Mozambique has vast, unknown quantities of poorly managed, unserviceable ammunition that pose a risk of unplanned explosions at a munition site (UEMS) that would result in significant numbers of casualties and damage to infrastructure.
After the conflict with the Mozambican National Resistance (RENAMO) ended, the majority of ammunition was collected into three main locations in Maputo, Beira and Nacala. These stockpiles are aging – while military grade ammunition is generally designed for around a 25-year shelf life, this ammunition is over 40 years old. It has not been maintained and stored correctly, and much of it lies open to the elements and is exposed to extreme weather conditions.
According to the Small Arms Survey database, between 1985 and 2008, Mozambique suffered nine UEMS resulting in 141 fatalities and 679 injured - but this is an underreporting of the number of incidents. The largest UEMS occurred on 22 March 2007, when an arms depot in Mahalizine in the capital city, Maputo, experienced a series of explosions. The blasts could be heard across the city, and windows were shattered up to nine kilometers from the site. At least 93 people were killed, and hundreds more were injured.
NPA has a long history of Mine Action and Disarmament activities in Mozambique. NPA completed its mine clearance programme in 2014, assisting Mozambique in declaring itself mine free in 2015. Since that time NPA has provided technical assistance in the field of ammunition management and destruction (AMD). In 2014-15, NPA provided technical assistance to the Forças Armadas de Defesa de Moçambique (FADM) for the disposal of Mozambique’s entire stockpile of cluster munitions, and returned in 2018 to conduct remedial risk mitigation measures.

__________

*Task instructions*:
(a) Why does the Mozambique ammunition text call the stockpiles aging? Answer in one to three sentences.
(b) Reproduce the passage of the Mozambique ammunition text starting at "NPA has a long" and ending at "risk mitigation measures.", substituting "technical support" for "technical assistance" wherever it occurs.

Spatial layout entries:
__________

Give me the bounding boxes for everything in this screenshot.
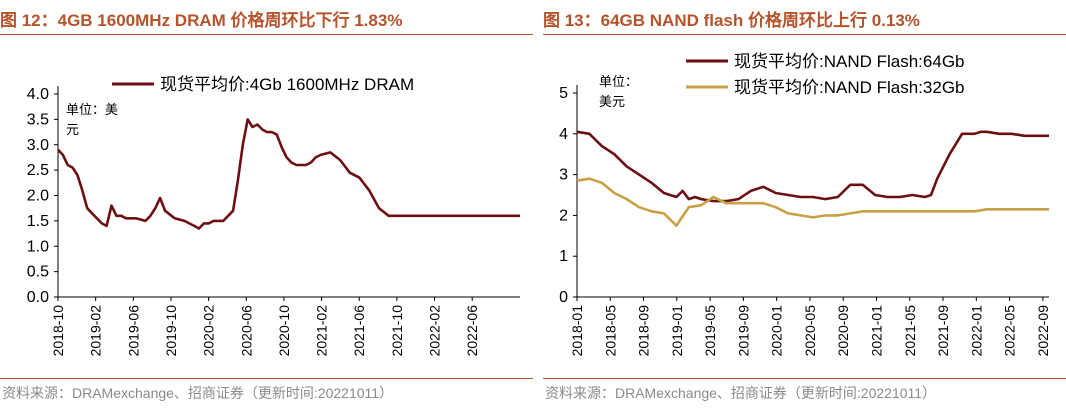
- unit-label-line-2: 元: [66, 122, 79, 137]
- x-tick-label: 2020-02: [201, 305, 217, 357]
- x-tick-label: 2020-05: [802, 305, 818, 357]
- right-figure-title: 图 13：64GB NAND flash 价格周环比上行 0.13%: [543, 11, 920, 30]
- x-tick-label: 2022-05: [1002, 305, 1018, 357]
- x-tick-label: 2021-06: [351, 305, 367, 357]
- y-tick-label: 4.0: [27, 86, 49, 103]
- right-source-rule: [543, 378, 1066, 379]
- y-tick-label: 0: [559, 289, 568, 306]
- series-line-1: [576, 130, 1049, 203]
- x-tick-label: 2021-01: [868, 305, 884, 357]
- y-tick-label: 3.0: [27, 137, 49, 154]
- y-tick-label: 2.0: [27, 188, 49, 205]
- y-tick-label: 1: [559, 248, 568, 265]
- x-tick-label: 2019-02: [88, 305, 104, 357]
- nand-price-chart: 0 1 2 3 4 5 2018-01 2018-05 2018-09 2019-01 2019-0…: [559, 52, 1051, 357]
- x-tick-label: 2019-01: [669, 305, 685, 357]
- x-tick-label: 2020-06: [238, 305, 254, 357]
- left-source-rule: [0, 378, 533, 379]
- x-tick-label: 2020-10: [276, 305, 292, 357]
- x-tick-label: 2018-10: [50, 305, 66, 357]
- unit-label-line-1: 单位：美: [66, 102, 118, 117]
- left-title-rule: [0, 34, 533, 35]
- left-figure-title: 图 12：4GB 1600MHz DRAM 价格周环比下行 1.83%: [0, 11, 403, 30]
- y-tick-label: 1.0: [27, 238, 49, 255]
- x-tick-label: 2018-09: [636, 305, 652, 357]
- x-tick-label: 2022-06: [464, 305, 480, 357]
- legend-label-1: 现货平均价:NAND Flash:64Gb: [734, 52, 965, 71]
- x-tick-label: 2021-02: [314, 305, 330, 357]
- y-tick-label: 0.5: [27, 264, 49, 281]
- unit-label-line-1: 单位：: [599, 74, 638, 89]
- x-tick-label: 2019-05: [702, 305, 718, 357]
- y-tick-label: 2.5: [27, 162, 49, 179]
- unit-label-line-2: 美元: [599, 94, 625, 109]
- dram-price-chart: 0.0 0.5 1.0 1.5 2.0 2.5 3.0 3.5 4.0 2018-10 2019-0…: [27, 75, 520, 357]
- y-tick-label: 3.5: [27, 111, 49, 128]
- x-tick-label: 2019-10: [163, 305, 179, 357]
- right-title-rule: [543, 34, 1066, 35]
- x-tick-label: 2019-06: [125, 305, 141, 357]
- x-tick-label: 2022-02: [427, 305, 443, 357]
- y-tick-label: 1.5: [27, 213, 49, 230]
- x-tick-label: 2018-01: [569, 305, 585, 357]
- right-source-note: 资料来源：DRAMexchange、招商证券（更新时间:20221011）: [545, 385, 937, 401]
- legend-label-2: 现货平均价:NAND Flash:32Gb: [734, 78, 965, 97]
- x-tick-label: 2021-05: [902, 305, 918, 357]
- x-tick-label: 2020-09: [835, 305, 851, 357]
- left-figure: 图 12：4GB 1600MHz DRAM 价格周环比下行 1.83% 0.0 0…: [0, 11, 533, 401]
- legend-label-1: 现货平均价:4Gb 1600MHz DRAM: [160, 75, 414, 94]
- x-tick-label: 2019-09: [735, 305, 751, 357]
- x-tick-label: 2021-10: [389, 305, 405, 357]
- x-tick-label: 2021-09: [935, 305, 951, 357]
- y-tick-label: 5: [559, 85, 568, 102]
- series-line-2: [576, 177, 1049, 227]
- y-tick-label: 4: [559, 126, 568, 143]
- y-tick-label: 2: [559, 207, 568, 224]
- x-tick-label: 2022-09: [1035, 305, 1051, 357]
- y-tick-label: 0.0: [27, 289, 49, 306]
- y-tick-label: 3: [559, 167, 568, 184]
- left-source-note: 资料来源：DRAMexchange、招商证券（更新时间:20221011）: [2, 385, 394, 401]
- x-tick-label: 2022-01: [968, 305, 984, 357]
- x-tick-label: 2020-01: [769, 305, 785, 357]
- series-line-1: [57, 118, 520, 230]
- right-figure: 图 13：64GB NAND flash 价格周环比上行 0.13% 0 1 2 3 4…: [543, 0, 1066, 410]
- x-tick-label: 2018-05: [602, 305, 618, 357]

__________

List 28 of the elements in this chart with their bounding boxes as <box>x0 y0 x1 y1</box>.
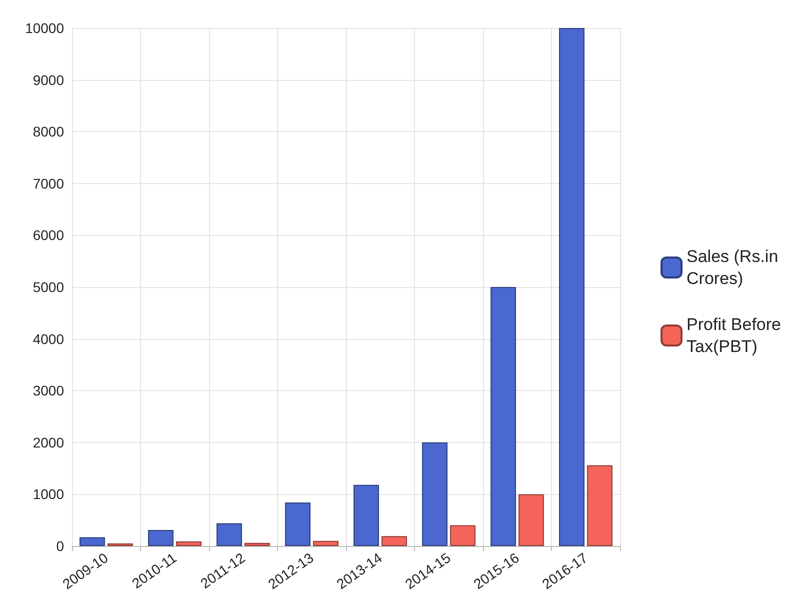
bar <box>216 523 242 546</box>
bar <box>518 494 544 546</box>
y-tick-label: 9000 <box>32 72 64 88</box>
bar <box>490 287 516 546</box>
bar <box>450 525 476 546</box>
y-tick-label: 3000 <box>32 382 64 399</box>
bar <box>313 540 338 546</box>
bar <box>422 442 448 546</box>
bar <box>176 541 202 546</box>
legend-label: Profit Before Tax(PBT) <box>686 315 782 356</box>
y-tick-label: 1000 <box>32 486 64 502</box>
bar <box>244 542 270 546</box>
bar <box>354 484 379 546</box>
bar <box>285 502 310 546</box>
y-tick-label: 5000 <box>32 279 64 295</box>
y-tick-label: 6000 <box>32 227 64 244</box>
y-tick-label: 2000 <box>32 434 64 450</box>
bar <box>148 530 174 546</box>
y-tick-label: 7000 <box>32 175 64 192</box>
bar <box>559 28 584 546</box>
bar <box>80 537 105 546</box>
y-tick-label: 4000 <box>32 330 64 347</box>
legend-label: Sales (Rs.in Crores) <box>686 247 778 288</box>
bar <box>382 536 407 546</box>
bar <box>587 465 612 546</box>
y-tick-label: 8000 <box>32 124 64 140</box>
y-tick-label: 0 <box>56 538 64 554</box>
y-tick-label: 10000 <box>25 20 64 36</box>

__________

*Results for each task*:
(a) Military-grade ammunition is generally designed for a shelf life of around 25 years, but this ammunition is over 40 years old. It has also not been maintained or stored correctly, and much of it lies open to the elements and extreme weather.

(b)
NPA has a long history of Mine Action and Disarmament activities in Mozambique. NPA completed its mine clearance programme in 2014, assisting Mozambique in declaring itself mine free in 2015. Since that time NPA has provided technical support in the field of ammunition management and destruction (AMD). In 2014-15, NPA provided technical support to the Forças Armadas de Defesa de Moçambique (FADM) for the disposal of Mozambique’s entire stockpile of cluster munitions, and returned in 2018 to conduct remedial risk mitigation measures.